What to do
Copy out all the entries word for word.

[Dataset records]

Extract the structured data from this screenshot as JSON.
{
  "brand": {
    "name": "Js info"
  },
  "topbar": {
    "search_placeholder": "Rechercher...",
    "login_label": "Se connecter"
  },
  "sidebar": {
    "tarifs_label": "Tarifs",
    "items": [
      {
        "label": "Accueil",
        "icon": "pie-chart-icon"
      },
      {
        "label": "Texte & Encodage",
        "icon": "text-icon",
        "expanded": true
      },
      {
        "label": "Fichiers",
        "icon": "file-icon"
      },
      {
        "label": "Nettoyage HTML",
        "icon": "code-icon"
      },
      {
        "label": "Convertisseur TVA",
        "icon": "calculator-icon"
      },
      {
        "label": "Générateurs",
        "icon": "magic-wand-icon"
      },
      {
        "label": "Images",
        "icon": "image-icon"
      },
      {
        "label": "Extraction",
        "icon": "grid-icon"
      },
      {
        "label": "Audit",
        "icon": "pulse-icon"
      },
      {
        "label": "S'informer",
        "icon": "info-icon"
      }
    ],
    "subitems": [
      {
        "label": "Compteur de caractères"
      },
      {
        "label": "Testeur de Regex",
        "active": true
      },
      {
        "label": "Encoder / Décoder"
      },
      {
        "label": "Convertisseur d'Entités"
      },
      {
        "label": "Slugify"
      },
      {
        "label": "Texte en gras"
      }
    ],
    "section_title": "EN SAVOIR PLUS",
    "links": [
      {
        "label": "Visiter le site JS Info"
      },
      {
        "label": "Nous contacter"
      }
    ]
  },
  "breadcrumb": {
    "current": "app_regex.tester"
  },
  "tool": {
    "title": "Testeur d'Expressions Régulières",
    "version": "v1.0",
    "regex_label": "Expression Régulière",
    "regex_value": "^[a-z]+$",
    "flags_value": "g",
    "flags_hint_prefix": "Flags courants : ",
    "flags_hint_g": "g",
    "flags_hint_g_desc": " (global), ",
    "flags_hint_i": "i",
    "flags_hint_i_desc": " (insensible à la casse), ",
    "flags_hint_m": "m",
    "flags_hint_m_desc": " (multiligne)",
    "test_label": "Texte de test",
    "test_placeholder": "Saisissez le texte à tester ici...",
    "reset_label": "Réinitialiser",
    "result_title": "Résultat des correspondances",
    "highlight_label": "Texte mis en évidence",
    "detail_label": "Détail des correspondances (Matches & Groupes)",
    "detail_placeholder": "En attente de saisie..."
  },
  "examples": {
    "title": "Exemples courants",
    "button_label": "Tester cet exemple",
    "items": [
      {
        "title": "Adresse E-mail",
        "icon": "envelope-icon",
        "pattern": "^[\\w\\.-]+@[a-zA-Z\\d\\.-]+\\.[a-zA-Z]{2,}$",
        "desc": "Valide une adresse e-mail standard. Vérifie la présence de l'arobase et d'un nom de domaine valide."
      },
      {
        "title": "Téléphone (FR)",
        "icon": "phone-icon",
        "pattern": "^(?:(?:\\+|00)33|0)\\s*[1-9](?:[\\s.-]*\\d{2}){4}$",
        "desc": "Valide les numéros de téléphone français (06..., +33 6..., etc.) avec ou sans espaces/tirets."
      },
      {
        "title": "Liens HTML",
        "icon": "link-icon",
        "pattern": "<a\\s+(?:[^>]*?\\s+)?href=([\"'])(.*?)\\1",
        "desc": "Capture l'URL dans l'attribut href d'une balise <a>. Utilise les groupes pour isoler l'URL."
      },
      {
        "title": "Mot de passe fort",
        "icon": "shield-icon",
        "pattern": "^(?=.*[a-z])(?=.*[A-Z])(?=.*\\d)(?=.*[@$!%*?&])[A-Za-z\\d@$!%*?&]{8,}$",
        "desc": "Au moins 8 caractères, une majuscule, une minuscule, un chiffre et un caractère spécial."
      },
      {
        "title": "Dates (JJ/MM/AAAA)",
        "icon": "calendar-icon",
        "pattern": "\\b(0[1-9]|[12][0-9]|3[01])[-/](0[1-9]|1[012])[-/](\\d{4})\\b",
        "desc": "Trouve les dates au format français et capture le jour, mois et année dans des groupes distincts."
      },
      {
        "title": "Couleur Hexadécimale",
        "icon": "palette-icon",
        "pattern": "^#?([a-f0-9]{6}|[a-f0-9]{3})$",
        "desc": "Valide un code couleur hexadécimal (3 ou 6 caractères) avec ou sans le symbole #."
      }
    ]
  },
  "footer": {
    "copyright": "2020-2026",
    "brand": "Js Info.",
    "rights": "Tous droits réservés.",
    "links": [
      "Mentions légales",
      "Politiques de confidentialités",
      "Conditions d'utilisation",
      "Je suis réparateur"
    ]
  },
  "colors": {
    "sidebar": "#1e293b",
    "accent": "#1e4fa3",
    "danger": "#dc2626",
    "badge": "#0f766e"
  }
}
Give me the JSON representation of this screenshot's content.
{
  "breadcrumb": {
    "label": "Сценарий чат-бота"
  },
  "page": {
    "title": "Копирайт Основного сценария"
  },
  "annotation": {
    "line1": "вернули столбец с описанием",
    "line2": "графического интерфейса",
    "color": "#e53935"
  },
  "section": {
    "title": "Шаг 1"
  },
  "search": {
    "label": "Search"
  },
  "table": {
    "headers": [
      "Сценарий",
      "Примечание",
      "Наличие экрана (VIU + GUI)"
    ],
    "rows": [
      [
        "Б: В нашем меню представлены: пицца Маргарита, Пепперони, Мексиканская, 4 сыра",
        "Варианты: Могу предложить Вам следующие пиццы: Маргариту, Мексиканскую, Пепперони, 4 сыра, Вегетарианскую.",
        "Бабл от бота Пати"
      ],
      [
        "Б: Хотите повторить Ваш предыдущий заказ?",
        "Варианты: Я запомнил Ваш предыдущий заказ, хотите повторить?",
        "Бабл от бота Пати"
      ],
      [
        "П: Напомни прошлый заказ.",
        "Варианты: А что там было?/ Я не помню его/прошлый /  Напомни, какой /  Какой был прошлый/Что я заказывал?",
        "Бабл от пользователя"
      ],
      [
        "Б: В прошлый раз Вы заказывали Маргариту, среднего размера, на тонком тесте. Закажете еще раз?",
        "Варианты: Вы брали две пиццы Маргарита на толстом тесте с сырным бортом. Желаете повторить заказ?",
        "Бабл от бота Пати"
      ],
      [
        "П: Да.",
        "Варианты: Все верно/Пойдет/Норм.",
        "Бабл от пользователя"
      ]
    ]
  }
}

Exercise result
Extract the structured data from this screenshot as JSON.
{
  "brand": {
    "name": "Js info"
  },
  "topbar": {
    "search_placeholder": "Rechercher...",
    "login_label": "Se connecter"
  },
  "sidebar": {
    "tarifs_label": "Tarifs",
    "items": [
      {
        "label": "Accueil",
        "icon": "pie-chart-icon"
      },
      {
        "label": "Texte & Encodage",
        "icon": "text-icon",
        "expanded": true
      },
      {
        "label": "Fichiers",
        "icon": "file-icon"
      },
      {
        "label": "Nettoyage HTML",
        "icon": "code-icon"
      },
      {
        "label": "Convertisseur TVA",
        "icon": "calculator-icon"
      },
      {
        "label": "Générateurs",
        "icon": "magic-wand-icon"
      },
      {
        "label": "Images",
        "icon": "image-icon"
      },
      {
        "label": "Extraction",
        "icon": "grid-icon"
      },
      {
        "label": "Audit",
        "icon": "pulse-icon"
      },
      {
        "label": "S'informer",
        "icon": "info-icon"
      }
    ],
    "subitems": [
      {
        "label": "Compteur de caractères"
      },
      {
        "label": "Testeur de Regex",
        "active": true
      },
      {
        "label": "Encoder / Décoder"
      },
      {
        "label": "Convertisseur d'Entités"
      },
      {
        "label": "Slugify"
      },
      {
        "label": "Texte en gras"
      }
    ],
    "section_title": "EN SAVOIR PLUS",
    "links": [
      {
        "label": "Visiter le site JS Info"
      },
      {
        "label": "Nous contacter"
      }
    ]
  },
  "breadcrumb": {
    "current": "app_regex.tester"
  },
  "tool": {
    "title": "Testeur d'Expressions Régulières",
    "version": "v1.0",
    "regex_label": "Expression Régulière",
    "regex_value": "^[a-z]+$",
    "flags_value": "g",
    "flags_hint_prefix": "Flags courants : ",
    "flags_hint_g": "g",
    "flags_hint_g_desc": " (global), ",
    "flags_hint_i": "i",
    "flags_hint_i_desc": " (insensible à la casse), ",
    "flags_hint_m": "m",
    "flags_hint_m_desc": " (multiligne)",
    "test_label": "Texte de test",
    "test_placeholder": "Saisissez le texte à tester ici...",
    "reset_label": "Réinitialiser",
    "result_title": "Résultat des correspondances",
    "highlight_label": "Texte mis en évidence",
    "detail_label": "Détail des correspondances (Matches & Groupes)",
    "detail_placeholder": "En attente de saisie..."
  },
  "examples": {
    "title": "Exemples courants",
    "button_label": "Tester cet exemple",
    "items": [
      {
        "title": "Adresse E-mail",
        "icon": "envelope-icon",
        "pattern": "^[\\w\\.-]+@[a-zA-Z\\d\\.-]+\\.[a-zA-Z]{2,}$",
        "desc": "Valide une adresse e-mail standard. Vérifie la présence de l'arobase et d'un nom de domaine valide."
      },
      {
        "title": "Téléphone (FR)",
        "icon": "phone-icon",
        "pattern": "^(?:(?:\\+|00)33|0)\\s*[1-9](?:[\\s.-]*\\d{2}){4}$",
        "desc": "Valide les numéros de téléphone français (06..., +33 6..., etc.) avec ou sans espaces/tirets."
      },
      {
        "title": "Liens HTML",
        "icon": "link-icon",
        "pattern": "<a\\s+(?:[^>]*?\\s+)?href=([\"'])(.*?)\\1",
        "desc": "Capture l'URL dans l'attribut href d'une balise <a>. Utilise les groupes pour isoler l'URL."
      },
      {
        "title": "Mot de passe fort",
        "icon": "shield-icon",
        "pattern": "^(?=.*[a-z])(?=.*[A-Z])(?=.*\\d)(?=.*[@$!%*?&])[A-Za-z\\d@$!%*?&]{8,}$",
        "desc": "Au moins 8 caractères, une majuscule, une minuscule, un chiffre et un caractère spécial."
      },
      {
        "title": "Dates (JJ/MM/AAAA)",
        "icon": "calendar-icon",
        "pattern": "\\b(0[1-9]|[12][0-9]|3[01])[-/](0[1-9]|1[012])[-/](\\d{4})\\b",
        "desc": "Trouve les dates au format français et capture le jour, mois et année dans des groupes distincts."
      },
      {
        "title": "Couleur Hexadécimale",
        "icon": "palette-icon",
        "pattern": "^#?([a-f0-9]{6}|[a-f0-9]{3})$",
        "desc": "Valide un code couleur hexadécimal (3 ou 6 caractères) avec ou sans le symbole #."
      }
    ]
  },
  "footer": {
    "copyright": "2020-2026",
    "brand": "Js Info.",
    "rights": "Tous droits réservés.",
    "links": [
      "Mentions légales",
      "Politiques de confidentialités",
      "Conditions d'utilisation",
      "Je suis réparateur"
    ]
  },
  "colors": {
    "sidebar": "#1e293b",
    "accent": "#1e4fa3",
    "danger": "#dc2626",
    "badge": "#0f766e"
  }
}
Give me the JSON representation of this screenshot's content.
{
  "breadcrumb": {
    "label": "Сценарий чат-бота"
  },
  "page": {
    "title": "Копирайт Основного сценария"
  },
  "annotation": {
    "line1": "вернули столбец с описанием",
    "line2": "графического интерфейса",
    "color": "#e53935"
  },
  "section": {
    "title": "Шаг 1"
  },
  "search": {
    "label": "Search"
  },
  "table": {
    "headers": [
      "Сценарий",
      "Примечание",
      "Наличие экрана (VIU + GUI)"
    ],
    "rows": [
      [
        "Б: В нашем меню представлены: пицца Маргарита, Пепперони, Мексиканская, 4 сыра",
        "Варианты: Могу предложить Вам следующие пиццы: Маргариту, Мексиканскую, Пепперони, 4 сыра, Вегетарианскую.",
        "Бабл от бота Пати"
      ],
      [
        "Б: Хотите повторить Ваш предыдущий заказ?",
        "Варианты: Я запомнил Ваш предыдущий заказ, хотите повторить?",
        "Бабл от бота Пати"
      ],
      [
        "П: Напомни прошлый заказ.",
        "Варианты: А что там было?/ Я не помню его/прошлый /  Напомни, какой /  Какой был прошлый/Что я заказывал?",
        "Бабл от пользователя"
      ],
      [
        "Б: В прошлый раз Вы заказывали Маргариту, среднего размера, на тонком тесте. Закажете еще раз?",
        "Варианты: Вы брали две пиццы Маргарита на толстом тесте с сырным бортом. Желаете повторить заказ?",
        "Бабл от бота Пати"
      ],
      [
        "П: Да.",
        "Варианты: Все верно/Пойдет/Норм.",
        "Бабл от пользователя"
      ]
    ]
  }
}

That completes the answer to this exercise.